Rightfully so, but notice that there isn't a law saying that the braggart should be discharged immediately, regardless of the presence or absence of extenuating circumstances.
This is actually quite sensible, as such a betrayal undermines the mutual trust that is an absolute requirement for soldiers who may go into battle.
In exactly the same way asking gay soldiers to hide their identities undermines that trust. In fact, "don't ask, don't tell" makes gay soldiers susceptible to blackmail for that very reason!
If the facts of the case are indeed as they are presented by the blogger that you linked, then I agree that the woman officer's punishment was outrageous and unjust. However, the link from the blog to the original news article is broken, so I'm left in some doubt about what really happened.
MSNBC covered the story, then the ACLU challenged the police department only to receive this reply which makes it clear that the police officer saw the marriage license through the window. Clearly Ms. Newsome's wife needs to answer the charges brought against her (who knows if they're valid?) but as far as I can tell Ms. Newsome didn't ask and didn't tell.
But now as I think about it, I wonder why there should be special rules for homosexuals. I think everyone should be bound by the common rules of courtesy and mutual respect.
EXACTLY.

Extracted entries:
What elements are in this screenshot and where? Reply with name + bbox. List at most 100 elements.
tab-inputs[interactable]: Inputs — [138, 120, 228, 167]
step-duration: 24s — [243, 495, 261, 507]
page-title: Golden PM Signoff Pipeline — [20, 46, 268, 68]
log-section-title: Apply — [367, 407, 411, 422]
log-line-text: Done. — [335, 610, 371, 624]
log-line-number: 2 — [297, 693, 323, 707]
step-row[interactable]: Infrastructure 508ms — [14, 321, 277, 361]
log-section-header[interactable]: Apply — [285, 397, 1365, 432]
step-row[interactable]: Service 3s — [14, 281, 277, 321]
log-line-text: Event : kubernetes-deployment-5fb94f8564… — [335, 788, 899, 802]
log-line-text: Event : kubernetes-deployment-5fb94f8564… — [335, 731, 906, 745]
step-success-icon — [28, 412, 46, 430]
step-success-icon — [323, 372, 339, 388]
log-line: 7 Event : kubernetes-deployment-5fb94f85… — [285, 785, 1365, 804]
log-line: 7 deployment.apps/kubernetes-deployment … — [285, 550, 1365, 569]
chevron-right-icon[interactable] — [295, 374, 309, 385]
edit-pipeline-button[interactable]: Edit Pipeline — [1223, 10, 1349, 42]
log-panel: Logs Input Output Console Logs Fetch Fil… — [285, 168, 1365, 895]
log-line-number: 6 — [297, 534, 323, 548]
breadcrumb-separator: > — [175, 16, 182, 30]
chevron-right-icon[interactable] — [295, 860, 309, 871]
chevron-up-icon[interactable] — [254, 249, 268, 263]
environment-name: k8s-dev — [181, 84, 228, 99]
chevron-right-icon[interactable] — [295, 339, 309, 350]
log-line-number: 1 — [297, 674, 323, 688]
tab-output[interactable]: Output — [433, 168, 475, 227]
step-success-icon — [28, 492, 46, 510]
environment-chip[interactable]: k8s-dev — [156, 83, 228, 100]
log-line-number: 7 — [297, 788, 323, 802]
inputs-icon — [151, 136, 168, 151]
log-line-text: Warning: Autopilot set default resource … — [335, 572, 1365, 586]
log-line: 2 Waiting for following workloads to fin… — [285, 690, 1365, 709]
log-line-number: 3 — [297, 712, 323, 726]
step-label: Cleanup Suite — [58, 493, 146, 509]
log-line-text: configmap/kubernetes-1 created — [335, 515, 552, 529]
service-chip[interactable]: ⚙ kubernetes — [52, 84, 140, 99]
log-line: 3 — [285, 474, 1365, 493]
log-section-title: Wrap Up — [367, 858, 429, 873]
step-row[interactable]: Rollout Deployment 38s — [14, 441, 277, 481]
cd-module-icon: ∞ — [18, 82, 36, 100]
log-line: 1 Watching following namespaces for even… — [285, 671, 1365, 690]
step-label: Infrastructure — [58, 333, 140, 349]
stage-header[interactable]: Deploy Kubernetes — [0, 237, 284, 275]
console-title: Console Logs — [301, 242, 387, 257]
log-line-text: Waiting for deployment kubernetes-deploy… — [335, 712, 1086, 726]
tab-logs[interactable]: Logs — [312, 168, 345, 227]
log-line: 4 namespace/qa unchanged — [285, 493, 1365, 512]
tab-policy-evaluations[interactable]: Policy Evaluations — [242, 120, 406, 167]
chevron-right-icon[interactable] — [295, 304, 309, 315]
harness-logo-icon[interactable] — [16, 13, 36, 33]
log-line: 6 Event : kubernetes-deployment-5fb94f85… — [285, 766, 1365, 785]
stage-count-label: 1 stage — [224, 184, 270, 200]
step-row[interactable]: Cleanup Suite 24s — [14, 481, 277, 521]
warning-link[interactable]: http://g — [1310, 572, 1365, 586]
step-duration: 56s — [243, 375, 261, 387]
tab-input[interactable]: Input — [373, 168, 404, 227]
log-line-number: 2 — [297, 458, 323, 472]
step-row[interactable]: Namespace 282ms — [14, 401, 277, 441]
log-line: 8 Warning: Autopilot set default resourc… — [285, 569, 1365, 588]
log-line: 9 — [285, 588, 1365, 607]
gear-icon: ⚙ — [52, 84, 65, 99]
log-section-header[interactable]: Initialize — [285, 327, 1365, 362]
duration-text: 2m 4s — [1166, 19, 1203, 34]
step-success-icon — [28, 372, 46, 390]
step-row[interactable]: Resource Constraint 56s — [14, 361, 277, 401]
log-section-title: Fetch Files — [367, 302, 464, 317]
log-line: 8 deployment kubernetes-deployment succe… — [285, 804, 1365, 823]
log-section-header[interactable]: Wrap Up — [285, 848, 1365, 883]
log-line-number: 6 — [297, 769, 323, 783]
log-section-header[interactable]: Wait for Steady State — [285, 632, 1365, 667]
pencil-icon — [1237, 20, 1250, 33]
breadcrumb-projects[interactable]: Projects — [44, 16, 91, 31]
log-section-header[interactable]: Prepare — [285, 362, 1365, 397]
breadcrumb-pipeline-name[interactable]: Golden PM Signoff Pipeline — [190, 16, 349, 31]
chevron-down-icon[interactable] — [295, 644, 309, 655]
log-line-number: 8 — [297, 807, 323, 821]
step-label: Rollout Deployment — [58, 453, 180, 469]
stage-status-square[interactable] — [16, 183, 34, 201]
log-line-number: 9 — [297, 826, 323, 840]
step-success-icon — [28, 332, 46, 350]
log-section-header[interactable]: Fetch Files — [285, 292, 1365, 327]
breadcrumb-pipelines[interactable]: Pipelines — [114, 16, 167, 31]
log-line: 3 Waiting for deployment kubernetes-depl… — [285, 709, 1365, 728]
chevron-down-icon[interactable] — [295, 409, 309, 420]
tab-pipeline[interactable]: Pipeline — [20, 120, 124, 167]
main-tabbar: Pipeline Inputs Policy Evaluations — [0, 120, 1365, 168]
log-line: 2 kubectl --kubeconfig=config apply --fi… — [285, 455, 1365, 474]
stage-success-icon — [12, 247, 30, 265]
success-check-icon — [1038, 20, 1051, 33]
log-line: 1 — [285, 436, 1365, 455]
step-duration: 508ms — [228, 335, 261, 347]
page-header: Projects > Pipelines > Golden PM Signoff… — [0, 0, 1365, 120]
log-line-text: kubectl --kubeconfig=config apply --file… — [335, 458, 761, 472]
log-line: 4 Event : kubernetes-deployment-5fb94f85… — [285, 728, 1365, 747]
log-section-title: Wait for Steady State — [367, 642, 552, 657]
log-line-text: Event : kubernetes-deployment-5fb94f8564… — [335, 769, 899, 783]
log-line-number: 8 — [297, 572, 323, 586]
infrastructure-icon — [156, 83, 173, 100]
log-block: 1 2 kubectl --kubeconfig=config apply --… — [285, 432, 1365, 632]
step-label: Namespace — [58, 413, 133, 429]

Requirement 1:
Rewrite the paragraph of the passage that begins "If the facts of the case" in shorter form, keeping its main points.
Requirement 2:
According to the passage, what does "don't ask, don't tell" make gay soldiers susceptible to?
Requirement 3:
Print the section of the passage starting with "MSNBC covered the" and going on through "and didn't tell.".
The items have no connection to the passage.

Task result 1:
If the blogger's account is accurate, the writer considers the woman officer's punishment outrageous and unjust. However, the blog's link to the original news article is broken, so the writer is unsure what really happened.

Task result 2:
Blackmail.

Task result 3:
MSNBC covered the story, then the ACLU challenged the police department only to receive this reply which makes it clear that the police officer saw the marriage license through the window. Clearly Ms. Newsome's wife needs to answer the charges brought against her (who knows if they're valid?) but as far as I can tell Ms. Newsome didn't ask and didn't tell.